◆ WRITTEN REQUEST: Return the records word for word. Any pictures in them are not part of the copy.

__________

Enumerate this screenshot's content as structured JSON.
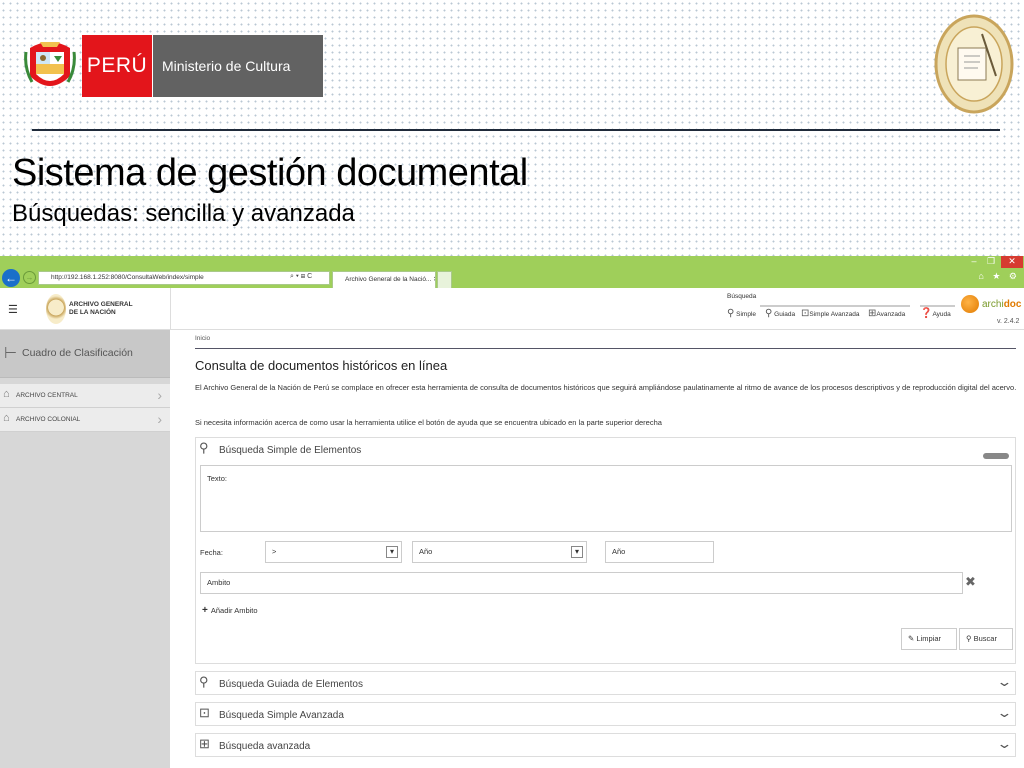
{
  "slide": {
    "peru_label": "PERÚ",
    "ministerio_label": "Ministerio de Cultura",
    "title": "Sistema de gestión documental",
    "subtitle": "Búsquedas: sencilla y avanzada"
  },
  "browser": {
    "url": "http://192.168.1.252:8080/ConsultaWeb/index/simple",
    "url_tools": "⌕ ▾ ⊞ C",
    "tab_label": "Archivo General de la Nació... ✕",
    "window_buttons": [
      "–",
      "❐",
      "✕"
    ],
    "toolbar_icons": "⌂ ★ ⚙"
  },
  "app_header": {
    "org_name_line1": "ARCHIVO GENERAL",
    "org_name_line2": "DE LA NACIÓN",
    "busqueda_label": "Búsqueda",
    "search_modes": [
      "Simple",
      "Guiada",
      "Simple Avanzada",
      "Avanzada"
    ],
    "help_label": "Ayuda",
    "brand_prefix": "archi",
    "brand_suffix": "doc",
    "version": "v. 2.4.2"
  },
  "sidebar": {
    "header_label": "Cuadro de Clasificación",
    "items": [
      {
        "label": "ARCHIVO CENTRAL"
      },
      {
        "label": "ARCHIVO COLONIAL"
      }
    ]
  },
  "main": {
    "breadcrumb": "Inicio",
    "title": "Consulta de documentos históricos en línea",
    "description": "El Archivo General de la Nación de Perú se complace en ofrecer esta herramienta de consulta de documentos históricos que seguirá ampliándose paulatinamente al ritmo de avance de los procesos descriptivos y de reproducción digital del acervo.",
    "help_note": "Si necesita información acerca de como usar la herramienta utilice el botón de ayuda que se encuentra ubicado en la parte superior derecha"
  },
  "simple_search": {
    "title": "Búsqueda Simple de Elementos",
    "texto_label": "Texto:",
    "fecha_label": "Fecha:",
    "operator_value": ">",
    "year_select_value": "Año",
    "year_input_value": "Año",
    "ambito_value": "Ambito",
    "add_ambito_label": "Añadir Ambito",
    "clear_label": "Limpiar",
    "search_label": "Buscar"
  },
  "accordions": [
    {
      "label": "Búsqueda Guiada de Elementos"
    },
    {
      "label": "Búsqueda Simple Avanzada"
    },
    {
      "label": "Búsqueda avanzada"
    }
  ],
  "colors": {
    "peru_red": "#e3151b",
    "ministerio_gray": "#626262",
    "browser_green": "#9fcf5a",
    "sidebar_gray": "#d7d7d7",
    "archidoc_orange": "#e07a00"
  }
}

__________

◆ THE ANSWER:
Enumerate this screenshot's content as structured JSON.
{
  "slide": {
    "peru_label": "PERÚ",
    "ministerio_label": "Ministerio de Cultura",
    "title": "Sistema de gestión documental",
    "subtitle": "Búsquedas: sencilla y avanzada"
  },
  "browser": {
    "url": "http://192.168.1.252:8080/ConsultaWeb/index/simple",
    "url_tools": "⌕ ▾ ⊞ C",
    "tab_label": "Archivo General de la Nació... ✕",
    "window_buttons": [
      "–",
      "❐",
      "✕"
    ],
    "toolbar_icons": "⌂ ★ ⚙"
  },
  "app_header": {
    "org_name_line1": "ARCHIVO GENERAL",
    "org_name_line2": "DE LA NACIÓN",
    "busqueda_label": "Búsqueda",
    "search_modes": [
      "Simple",
      "Guiada",
      "Simple Avanzada",
      "Avanzada"
    ],
    "help_label": "Ayuda",
    "brand_prefix": "archi",
    "brand_suffix": "doc",
    "version": "v. 2.4.2"
  },
  "sidebar": {
    "header_label": "Cuadro de Clasificación",
    "items": [
      {
        "label": "ARCHIVO CENTRAL"
      },
      {
        "label": "ARCHIVO COLONIAL"
      }
    ]
  },
  "main": {
    "breadcrumb": "Inicio",
    "title": "Consulta de documentos históricos en línea",
    "description": "El Archivo General de la Nación de Perú se complace en ofrecer esta herramienta de consulta de documentos históricos que seguirá ampliándose paulatinamente al ritmo de avance de los procesos descriptivos y de reproducción digital del acervo.",
    "help_note": "Si necesita información acerca de como usar la herramienta utilice el botón de ayuda que se encuentra ubicado en la parte superior derecha"
  },
  "simple_search": {
    "title": "Búsqueda Simple de Elementos",
    "texto_label": "Texto:",
    "fecha_label": "Fecha:",
    "operator_value": ">",
    "year_select_value": "Año",
    "year_input_value": "Año",
    "ambito_value": "Ambito",
    "add_ambito_label": "Añadir Ambito",
    "clear_label": "Limpiar",
    "search_label": "Buscar"
  },
  "accordions": [
    {
      "label": "Búsqueda Guiada de Elementos"
    },
    {
      "label": "Búsqueda Simple Avanzada"
    },
    {
      "label": "Búsqueda avanzada"
    }
  ],
  "colors": {
    "peru_red": "#e3151b",
    "ministerio_gray": "#626262",
    "browser_green": "#9fcf5a",
    "sidebar_gray": "#d7d7d7",
    "archidoc_orange": "#e07a00"
  }
}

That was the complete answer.